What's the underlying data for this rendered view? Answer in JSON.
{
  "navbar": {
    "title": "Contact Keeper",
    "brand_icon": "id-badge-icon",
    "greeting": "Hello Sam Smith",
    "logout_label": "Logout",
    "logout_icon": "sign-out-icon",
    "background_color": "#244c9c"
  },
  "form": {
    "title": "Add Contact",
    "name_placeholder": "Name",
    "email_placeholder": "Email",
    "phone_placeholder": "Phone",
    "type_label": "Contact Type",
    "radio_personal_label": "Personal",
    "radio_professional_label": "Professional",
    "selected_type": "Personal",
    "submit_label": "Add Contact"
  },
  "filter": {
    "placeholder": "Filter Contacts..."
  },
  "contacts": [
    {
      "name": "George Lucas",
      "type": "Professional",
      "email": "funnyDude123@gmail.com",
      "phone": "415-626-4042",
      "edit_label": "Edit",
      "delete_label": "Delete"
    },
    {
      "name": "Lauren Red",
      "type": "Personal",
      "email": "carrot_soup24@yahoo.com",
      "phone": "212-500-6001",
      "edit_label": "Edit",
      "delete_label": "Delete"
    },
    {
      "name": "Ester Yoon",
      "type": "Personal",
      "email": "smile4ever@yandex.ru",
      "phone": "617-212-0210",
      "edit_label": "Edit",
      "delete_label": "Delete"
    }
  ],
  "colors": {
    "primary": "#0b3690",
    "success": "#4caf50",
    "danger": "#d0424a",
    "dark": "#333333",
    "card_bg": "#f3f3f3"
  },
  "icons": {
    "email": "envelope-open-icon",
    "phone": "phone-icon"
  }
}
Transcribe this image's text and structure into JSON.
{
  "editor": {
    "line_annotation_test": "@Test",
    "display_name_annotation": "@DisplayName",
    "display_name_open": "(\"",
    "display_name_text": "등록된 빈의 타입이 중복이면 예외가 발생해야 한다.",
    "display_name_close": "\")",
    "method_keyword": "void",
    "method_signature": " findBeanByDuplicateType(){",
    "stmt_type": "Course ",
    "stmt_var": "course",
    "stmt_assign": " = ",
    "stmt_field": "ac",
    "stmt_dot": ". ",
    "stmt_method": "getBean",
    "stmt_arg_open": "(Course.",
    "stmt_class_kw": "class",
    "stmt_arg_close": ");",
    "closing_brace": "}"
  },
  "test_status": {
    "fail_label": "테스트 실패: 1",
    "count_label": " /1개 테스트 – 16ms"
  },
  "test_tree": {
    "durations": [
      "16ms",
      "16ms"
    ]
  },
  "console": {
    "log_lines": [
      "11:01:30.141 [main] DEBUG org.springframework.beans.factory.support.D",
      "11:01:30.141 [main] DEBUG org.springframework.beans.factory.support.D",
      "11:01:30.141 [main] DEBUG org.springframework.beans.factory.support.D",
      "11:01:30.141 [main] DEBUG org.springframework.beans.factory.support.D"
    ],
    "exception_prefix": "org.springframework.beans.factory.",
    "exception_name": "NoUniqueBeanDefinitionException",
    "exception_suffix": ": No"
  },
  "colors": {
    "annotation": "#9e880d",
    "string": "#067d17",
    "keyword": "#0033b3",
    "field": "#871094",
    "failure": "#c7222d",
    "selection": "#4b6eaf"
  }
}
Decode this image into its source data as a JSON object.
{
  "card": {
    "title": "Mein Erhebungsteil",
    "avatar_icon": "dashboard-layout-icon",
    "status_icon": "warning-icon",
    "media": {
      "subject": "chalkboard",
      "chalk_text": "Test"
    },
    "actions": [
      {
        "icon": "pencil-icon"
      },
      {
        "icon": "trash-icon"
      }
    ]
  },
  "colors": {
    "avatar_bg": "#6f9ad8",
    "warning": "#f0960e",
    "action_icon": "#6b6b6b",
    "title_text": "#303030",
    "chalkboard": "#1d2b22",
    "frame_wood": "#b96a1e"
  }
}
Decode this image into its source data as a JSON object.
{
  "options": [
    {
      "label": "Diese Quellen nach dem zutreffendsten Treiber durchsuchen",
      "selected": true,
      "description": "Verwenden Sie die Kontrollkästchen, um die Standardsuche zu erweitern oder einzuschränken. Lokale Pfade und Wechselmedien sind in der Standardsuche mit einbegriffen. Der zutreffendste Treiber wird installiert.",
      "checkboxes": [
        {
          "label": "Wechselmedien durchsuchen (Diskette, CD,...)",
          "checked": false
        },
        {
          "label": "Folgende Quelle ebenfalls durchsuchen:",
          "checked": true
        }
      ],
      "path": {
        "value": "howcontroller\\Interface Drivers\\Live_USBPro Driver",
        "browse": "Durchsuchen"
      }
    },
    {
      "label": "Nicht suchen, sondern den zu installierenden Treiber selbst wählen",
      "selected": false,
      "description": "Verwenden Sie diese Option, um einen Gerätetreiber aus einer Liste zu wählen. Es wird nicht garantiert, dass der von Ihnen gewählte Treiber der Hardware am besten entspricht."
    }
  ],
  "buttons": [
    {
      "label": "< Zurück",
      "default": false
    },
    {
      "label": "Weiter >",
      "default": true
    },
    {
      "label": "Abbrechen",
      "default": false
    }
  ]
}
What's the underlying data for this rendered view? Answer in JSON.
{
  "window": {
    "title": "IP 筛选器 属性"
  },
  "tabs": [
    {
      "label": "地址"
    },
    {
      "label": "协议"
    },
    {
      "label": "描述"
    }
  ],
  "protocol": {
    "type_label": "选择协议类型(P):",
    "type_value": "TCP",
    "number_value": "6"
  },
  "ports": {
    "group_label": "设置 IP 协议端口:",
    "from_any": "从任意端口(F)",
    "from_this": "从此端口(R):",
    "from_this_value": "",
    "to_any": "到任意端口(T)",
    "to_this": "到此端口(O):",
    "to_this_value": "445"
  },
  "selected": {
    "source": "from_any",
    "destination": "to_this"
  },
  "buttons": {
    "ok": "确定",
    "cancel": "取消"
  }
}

== == ==

> [Aim]:
Every record above needs to be repeated word for word.

> [Written answer]:
What's the underlying data for this rendered view? Answer in JSON.
{
  "navbar": {
    "title": "Contact Keeper",
    "brand_icon": "id-badge-icon",
    "greeting": "Hello Sam Smith",
    "logout_label": "Logout",
    "logout_icon": "sign-out-icon",
    "background_color": "#244c9c"
  },
  "form": {
    "title": "Add Contact",
    "name_placeholder": "Name",
    "email_placeholder": "Email",
    "phone_placeholder": "Phone",
    "type_label": "Contact Type",
    "radio_personal_label": "Personal",
    "radio_professional_label": "Professional",
    "selected_type": "Personal",
    "submit_label": "Add Contact"
  },
  "filter": {
    "placeholder": "Filter Contacts..."
  },
  "contacts": [
    {
      "name": "George Lucas",
      "type": "Professional",
      "email": "funnyDude123@gmail.com",
      "phone": "415-626-4042",
      "edit_label": "Edit",
      "delete_label": "Delete"
    },
    {
      "name": "Lauren Red",
      "type": "Personal",
      "email": "carrot_soup24@yahoo.com",
      "phone": "212-500-6001",
      "edit_label": "Edit",
      "delete_label": "Delete"
    },
    {
      "name": "Ester Yoon",
      "type": "Personal",
      "email": "smile4ever@yandex.ru",
      "phone": "617-212-0210",
      "edit_label": "Edit",
      "delete_label": "Delete"
    }
  ],
  "colors": {
    "primary": "#0b3690",
    "success": "#4caf50",
    "danger": "#d0424a",
    "dark": "#333333",
    "card_bg": "#f3f3f3"
  },
  "icons": {
    "email": "envelope-open-icon",
    "phone": "phone-icon"
  }
}
Transcribe this image's text and structure into JSON.
{
  "editor": {
    "line_annotation_test": "@Test",
    "display_name_annotation": "@DisplayName",
    "display_name_open": "(\"",
    "display_name_text": "등록된 빈의 타입이 중복이면 예외가 발생해야 한다.",
    "display_name_close": "\")",
    "method_keyword": "void",
    "method_signature": " findBeanByDuplicateType(){",
    "stmt_type": "Course ",
    "stmt_var": "course",
    "stmt_assign": " = ",
    "stmt_field": "ac",
    "stmt_dot": ". ",
    "stmt_method": "getBean",
    "stmt_arg_open": "(Course.",
    "stmt_class_kw": "class",
    "stmt_arg_close": ");",
    "closing_brace": "}"
  },
  "test_status": {
    "fail_label": "테스트 실패: 1",
    "count_label": " /1개 테스트 – 16ms"
  },
  "test_tree": {
    "durations": [
      "16ms",
      "16ms"
    ]
  },
  "console": {
    "log_lines": [
      "11:01:30.141 [main] DEBUG org.springframework.beans.factory.support.D",
      "11:01:30.141 [main] DEBUG org.springframework.beans.factory.support.D",
      "11:01:30.141 [main] DEBUG org.springframework.beans.factory.support.D",
      "11:01:30.141 [main] DEBUG org.springframework.beans.factory.support.D"
    ],
    "exception_prefix": "org.springframework.beans.factory.",
    "exception_name": "NoUniqueBeanDefinitionException",
    "exception_suffix": ": No"
  },
  "colors": {
    "annotation": "#9e880d",
    "string": "#067d17",
    "keyword": "#0033b3",
    "field": "#871094",
    "failure": "#c7222d",
    "selection": "#4b6eaf"
  }
}
Decode this image into its source data as a JSON object.
{
  "card": {
    "title": "Mein Erhebungsteil",
    "avatar_icon": "dashboard-layout-icon",
    "status_icon": "warning-icon",
    "media": {
      "subject": "chalkboard",
      "chalk_text": "Test"
    },
    "actions": [
      {
        "icon": "pencil-icon"
      },
      {
        "icon": "trash-icon"
      }
    ]
  },
  "colors": {
    "avatar_bg": "#6f9ad8",
    "warning": "#f0960e",
    "action_icon": "#6b6b6b",
    "title_text": "#303030",
    "chalkboard": "#1d2b22",
    "frame_wood": "#b96a1e"
  }
}
Decode this image into its source data as a JSON object.
{
  "options": [
    {
      "label": "Diese Quellen nach dem zutreffendsten Treiber durchsuchen",
      "selected": true,
      "description": "Verwenden Sie die Kontrollkästchen, um die Standardsuche zu erweitern oder einzuschränken. Lokale Pfade und Wechselmedien sind in der Standardsuche mit einbegriffen. Der zutreffendste Treiber wird installiert.",
      "checkboxes": [
        {
          "label": "Wechselmedien durchsuchen (Diskette, CD,...)",
          "checked": false
        },
        {
          "label": "Folgende Quelle ebenfalls durchsuchen:",
          "checked": true
        }
      ],
      "path": {
        "value": "howcontroller\\Interface Drivers\\Live_USBPro Driver",
        "browse": "Durchsuchen"
      }
    },
    {
      "label": "Nicht suchen, sondern den zu installierenden Treiber selbst wählen",
      "selected": false,
      "description": "Verwenden Sie diese Option, um einen Gerätetreiber aus einer Liste zu wählen. Es wird nicht garantiert, dass der von Ihnen gewählte Treiber der Hardware am besten entspricht."
    }
  ],
  "buttons": [
    {
      "label": "< Zurück",
      "default": false
    },
    {
      "label": "Weiter >",
      "default": true
    },
    {
      "label": "Abbrechen",
      "default": false
    }
  ]
}
What's the underlying data for this rendered view? Answer in JSON.
{
  "window": {
    "title": "IP 筛选器 属性"
  },
  "tabs": [
    {
      "label": "地址"
    },
    {
      "label": "协议"
    },
    {
      "label": "描述"
    }
  ],
  "protocol": {
    "type_label": "选择协议类型(P):",
    "type_value": "TCP",
    "number_value": "6"
  },
  "ports": {
    "group_label": "设置 IP 协议端口:",
    "from_any": "从任意端口(F)",
    "from_this": "从此端口(R):",
    "from_this_value": "",
    "to_any": "到任意端口(T)",
    "to_this": "到此端口(O):",
    "to_this_value": "445"
  },
  "selected": {
    "source": "from_any",
    "destination": "to_this"
  },
  "buttons": {
    "ok": "确定",
    "cancel": "取消"
  }
}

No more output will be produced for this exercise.